* REQUIRED WORK *
1. Based on the diary excerpt, explain in one to three sentences why the writer puts the phone on airplane mode after texting J at 10 p.m.
2. Please set down the part of the diary excerpt between "10 a.m. My boss" and "very short sentences.", inclusive.

* SELECTED EXTRACT *
====================

7:50 p.m. I leave the store with a beautiful floral jumpsuit in hand. I feel chic and, dare I say, grown-up.
10 p.m. Browsing OkCupid again. I see that D is also online, and I wonder if I should send him a message as a joke. Probably that’s too weird.
10:30 p.m. Netflix, this time old episodes of Great British Bake Off. Man, is that a great show.
11:30 p.m. Airplane mode and another attempt at a good night’s sleep.
10 a.m. My boss is going out of town on a shoot for the next few days, which means I’m the only one in the office. Looks like I can take my sweet time getting coffee this morning.
Noon And my sweet time getting lunch.
2 p.m. Boss calls me to ask how things are going at the office. He asks me to upload some rough cuts to Vimeo for a potential producer, so at least I’m doing something productive today.
5 p.m. I decide to go back home so I can shower before this date.
7:30 p.m. Waiting for J at the bar. I text my best friend M his number, “You know, in case I get murdered.”
7:45 p.m. I feel bad about this, but I already know that I’m not into him. He’s very nice and good looking! But it feels more like a job interview than a date. I talk a lot (I know, shocker) and I want someone who can hold their own against me. I keep trying to ask him questions, but he answers in very short sentences.
9 p.m. I tell J that I unfortunately have to head out, since I have an early morning tomorrow. Like, SUPER early. He seems to buy it, and says we should hang out again sometime. Before I have time to stop myself, I say “Definitely! See you soon!”
10 p.m. A text from J already! He says he had a nice time and would like to see me again soon. I text him back saying that while I had a nice time, but that I felt more of a friendly chemistry than a romantic one. Then I put my phone on airplane mode so I won’t constantly check to see if he responded.
8:30 a.m. I wake up at my usual time, only to remember I’m “working from home,” which basically just means checking my email to make sure nothing urgent needs my attention. In the meantime, I’ll snooze a bit longer.
10 a.m. Text D again to confirm our plans, and ask if he wants to come over for lunch beforehand. He says he’d be happy to come over.
2 p.m. Pasta and a homemade blueberry pie. Ever since discovering GBBO, I try to bake at least once a month. I’d say I’m at least decent at it. For me, baking is the easiest way to impress someone.
4 p.m. Lunch is done and we’ve got some time to kill before the movie. Naturally, this means making out. I tell him that since it’s officially been eight weeks since the LEEP….

====================

[Records from a collection]
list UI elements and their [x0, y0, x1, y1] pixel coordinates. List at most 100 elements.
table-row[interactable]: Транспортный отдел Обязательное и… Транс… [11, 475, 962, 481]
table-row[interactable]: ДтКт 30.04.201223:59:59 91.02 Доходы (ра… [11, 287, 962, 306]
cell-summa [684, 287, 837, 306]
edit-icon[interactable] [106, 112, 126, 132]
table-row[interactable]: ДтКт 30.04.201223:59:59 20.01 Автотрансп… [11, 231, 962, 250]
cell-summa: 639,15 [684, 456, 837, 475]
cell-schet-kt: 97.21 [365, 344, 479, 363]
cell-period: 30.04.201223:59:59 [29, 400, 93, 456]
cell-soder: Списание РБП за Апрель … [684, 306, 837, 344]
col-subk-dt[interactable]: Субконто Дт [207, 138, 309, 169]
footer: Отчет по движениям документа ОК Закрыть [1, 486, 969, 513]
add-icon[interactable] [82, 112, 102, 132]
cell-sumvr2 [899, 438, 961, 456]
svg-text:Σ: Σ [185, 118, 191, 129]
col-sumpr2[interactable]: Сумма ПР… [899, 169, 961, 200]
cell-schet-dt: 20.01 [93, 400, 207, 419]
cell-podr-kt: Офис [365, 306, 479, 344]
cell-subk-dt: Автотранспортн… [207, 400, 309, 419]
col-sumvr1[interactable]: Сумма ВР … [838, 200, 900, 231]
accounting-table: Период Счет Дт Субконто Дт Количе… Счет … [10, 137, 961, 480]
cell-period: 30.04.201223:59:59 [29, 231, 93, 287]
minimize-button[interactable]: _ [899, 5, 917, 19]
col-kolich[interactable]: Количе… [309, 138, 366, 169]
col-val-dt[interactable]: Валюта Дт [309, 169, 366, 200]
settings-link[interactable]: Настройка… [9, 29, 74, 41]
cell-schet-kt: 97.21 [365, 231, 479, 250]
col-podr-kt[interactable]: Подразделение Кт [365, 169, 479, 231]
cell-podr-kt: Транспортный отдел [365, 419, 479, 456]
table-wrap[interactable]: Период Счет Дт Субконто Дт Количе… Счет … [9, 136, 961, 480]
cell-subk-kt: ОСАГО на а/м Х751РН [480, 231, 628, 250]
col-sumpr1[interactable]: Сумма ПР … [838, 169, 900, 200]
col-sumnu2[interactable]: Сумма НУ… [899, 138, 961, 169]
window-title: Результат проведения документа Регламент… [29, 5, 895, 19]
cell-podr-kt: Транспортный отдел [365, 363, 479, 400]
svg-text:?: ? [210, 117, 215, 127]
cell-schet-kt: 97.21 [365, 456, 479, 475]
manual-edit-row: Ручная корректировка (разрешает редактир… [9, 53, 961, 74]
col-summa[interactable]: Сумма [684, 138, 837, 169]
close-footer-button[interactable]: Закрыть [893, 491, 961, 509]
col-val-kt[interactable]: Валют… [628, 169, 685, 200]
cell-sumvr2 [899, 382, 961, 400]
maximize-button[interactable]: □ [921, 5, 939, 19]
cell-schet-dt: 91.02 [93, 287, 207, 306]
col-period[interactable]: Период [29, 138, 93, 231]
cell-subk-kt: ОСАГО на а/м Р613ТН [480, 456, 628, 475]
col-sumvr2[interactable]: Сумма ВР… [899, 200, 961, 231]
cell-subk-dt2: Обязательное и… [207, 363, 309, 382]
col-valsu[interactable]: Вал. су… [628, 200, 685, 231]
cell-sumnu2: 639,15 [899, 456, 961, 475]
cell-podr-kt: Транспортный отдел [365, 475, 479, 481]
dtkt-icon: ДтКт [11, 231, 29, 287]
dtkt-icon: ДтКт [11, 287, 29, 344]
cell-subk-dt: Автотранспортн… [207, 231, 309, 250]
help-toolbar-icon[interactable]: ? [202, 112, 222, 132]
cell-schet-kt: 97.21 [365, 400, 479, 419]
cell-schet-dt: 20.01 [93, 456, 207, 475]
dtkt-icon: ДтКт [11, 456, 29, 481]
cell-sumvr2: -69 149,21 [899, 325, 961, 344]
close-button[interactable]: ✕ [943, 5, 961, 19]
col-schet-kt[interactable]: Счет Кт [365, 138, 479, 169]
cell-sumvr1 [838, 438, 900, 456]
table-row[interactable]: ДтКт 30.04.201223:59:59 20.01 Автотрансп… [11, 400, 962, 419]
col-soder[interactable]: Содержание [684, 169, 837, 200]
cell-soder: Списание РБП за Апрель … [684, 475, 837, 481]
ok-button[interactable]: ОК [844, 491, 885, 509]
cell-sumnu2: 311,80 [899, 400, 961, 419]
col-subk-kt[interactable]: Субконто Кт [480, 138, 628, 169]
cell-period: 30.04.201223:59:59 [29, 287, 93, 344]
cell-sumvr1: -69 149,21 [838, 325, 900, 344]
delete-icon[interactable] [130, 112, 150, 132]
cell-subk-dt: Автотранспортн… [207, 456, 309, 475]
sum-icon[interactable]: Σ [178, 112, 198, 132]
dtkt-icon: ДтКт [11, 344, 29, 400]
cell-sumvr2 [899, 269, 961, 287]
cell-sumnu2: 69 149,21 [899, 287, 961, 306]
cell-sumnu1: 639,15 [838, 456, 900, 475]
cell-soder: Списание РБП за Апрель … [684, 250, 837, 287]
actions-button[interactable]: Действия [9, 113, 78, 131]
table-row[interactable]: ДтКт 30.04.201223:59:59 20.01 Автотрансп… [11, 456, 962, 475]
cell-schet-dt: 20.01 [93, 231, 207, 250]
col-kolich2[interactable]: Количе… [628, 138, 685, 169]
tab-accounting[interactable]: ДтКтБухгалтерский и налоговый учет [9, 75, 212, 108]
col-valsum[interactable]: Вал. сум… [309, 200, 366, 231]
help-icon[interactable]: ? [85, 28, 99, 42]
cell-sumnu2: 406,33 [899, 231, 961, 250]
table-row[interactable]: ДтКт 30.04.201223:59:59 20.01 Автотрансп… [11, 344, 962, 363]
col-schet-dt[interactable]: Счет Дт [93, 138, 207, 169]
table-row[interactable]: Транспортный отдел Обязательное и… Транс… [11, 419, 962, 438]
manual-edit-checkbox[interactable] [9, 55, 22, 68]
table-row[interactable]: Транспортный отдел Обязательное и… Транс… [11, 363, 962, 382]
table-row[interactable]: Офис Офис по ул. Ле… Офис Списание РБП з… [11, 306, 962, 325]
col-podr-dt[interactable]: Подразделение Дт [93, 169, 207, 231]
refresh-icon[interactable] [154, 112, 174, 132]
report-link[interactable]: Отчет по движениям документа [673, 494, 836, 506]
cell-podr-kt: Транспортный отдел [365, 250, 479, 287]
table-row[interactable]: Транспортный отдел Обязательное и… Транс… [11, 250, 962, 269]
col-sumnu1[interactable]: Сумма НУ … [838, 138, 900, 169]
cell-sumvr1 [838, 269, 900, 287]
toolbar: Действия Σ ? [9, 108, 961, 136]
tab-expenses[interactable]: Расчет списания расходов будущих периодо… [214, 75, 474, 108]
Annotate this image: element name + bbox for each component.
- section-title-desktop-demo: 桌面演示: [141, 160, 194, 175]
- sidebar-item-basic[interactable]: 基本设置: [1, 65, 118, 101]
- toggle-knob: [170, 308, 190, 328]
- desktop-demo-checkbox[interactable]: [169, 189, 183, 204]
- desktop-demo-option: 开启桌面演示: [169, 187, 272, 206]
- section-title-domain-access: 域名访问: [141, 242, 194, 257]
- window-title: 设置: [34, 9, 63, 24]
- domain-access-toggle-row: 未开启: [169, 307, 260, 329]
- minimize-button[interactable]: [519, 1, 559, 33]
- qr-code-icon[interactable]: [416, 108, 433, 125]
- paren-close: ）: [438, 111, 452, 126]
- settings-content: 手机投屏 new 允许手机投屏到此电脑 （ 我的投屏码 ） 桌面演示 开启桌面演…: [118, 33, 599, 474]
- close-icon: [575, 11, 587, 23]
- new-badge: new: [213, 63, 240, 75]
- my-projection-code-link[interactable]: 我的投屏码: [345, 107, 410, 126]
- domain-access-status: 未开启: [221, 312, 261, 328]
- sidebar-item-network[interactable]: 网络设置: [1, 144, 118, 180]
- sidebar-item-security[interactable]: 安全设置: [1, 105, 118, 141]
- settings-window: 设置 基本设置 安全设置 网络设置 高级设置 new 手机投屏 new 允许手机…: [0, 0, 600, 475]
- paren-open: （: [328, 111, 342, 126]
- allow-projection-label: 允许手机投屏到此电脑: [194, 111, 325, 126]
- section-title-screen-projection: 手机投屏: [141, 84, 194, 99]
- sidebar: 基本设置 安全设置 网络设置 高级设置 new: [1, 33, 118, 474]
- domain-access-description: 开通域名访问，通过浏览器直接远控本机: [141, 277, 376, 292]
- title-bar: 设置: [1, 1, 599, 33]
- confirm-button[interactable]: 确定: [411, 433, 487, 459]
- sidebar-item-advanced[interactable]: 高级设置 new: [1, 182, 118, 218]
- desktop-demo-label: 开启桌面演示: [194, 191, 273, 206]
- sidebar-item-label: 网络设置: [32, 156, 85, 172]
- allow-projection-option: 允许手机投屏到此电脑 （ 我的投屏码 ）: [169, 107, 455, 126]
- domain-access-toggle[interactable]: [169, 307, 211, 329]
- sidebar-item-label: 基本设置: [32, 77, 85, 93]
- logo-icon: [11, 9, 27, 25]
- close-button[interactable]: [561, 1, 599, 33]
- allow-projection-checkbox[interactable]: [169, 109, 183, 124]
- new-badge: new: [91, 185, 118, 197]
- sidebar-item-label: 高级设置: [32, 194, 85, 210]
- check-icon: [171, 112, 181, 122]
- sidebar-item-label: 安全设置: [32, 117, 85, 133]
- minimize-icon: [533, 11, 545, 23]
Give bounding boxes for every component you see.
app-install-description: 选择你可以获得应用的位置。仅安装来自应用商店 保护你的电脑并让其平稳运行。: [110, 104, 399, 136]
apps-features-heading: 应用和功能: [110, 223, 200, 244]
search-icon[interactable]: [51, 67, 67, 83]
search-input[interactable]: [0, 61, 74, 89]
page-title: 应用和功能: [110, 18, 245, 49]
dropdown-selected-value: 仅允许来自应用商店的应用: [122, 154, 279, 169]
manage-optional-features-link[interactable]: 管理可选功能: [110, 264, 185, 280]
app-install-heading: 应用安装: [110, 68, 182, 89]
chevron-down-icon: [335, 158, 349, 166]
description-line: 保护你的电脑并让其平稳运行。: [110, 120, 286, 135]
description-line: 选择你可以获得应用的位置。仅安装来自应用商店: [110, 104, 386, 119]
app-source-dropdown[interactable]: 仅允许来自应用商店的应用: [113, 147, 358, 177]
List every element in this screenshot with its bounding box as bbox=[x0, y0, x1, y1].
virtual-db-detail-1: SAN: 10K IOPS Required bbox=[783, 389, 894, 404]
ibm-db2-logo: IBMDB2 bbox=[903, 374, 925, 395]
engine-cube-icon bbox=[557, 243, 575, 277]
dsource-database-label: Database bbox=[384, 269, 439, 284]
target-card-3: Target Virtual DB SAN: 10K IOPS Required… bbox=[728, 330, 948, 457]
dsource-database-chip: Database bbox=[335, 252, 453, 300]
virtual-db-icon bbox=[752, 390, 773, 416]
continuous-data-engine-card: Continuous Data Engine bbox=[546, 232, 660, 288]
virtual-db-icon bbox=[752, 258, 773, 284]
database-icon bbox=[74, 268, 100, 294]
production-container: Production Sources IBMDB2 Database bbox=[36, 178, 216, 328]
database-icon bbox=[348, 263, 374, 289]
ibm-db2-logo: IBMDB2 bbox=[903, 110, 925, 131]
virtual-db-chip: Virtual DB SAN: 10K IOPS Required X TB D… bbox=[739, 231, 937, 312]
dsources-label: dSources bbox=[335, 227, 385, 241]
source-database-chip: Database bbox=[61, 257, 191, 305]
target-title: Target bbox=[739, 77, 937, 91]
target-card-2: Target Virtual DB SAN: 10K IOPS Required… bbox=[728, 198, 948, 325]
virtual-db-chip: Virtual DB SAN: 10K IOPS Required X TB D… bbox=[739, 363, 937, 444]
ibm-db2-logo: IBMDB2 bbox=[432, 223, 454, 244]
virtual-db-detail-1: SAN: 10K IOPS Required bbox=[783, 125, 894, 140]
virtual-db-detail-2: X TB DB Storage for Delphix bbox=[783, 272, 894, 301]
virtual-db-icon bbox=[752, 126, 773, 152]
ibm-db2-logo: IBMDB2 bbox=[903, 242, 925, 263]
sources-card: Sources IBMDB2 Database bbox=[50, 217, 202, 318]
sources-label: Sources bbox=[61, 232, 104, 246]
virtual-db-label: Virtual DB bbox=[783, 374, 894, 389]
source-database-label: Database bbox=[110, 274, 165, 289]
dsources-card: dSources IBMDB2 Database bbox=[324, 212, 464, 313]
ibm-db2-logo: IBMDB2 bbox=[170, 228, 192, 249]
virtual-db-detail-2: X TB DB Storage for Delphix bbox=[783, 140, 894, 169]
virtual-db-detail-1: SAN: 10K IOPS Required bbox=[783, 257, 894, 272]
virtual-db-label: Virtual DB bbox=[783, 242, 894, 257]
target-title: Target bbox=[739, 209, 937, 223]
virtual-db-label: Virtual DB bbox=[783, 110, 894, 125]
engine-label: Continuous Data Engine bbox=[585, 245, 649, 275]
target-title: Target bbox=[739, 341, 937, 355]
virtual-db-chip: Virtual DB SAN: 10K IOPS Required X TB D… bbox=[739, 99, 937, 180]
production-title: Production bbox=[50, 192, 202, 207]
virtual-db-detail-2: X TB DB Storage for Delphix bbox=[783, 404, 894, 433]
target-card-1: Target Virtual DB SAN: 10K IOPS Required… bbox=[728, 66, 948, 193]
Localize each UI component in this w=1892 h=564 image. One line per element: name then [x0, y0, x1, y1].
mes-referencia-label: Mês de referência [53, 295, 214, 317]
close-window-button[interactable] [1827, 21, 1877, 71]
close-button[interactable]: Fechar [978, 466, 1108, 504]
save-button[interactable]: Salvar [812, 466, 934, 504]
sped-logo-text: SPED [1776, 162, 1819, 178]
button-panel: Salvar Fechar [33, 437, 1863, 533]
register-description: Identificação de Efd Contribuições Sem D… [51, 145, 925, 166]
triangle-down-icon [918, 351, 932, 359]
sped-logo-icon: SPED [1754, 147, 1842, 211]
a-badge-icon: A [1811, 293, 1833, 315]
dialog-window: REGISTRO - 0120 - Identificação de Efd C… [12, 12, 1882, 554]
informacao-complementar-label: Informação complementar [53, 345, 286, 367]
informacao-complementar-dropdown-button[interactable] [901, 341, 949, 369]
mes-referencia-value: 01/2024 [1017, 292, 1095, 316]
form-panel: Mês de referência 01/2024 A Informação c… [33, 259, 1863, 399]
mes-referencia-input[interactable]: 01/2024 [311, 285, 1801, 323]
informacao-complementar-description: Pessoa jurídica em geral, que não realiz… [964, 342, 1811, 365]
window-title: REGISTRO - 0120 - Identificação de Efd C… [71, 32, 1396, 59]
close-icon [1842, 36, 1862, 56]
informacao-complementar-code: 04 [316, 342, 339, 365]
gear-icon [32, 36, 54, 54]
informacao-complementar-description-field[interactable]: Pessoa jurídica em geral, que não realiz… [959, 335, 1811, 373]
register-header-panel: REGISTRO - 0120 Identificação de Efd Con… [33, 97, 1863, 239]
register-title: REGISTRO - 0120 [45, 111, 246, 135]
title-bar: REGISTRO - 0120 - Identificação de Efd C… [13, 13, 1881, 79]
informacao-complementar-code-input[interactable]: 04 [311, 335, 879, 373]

====================

* EXERCISE RESPONSES *
1. The writer switches the phone to airplane mode to avoid constantly checking whether J has responded.

2.
10 a.m. My boss is going out of town on a shoot for the next few days, which means I’m the only one in the office. Looks like I can take my sweet time getting coffee this morning.
Noon And my sweet time getting lunch.
2 p.m. Boss calls me to ask how things are going at the office. He asks me to upload some rough cuts to Vimeo for a potential producer, so at least I’m doing something productive today.
5 p.m. I decide to go back home so I can shower before this date.
7:30 p.m. Waiting for J at the bar. I text my best friend M his number, “You know, in case I get murdered.”
7:45 p.m. I feel bad about this, but I already know that I’m not into him. He’s very nice and good looking! But it feels more like a job interview than a date. I talk a lot (I know, shocker) and I want someone who can hold their own against me. I keep trying to ask him questions, but he answers in very short sentences.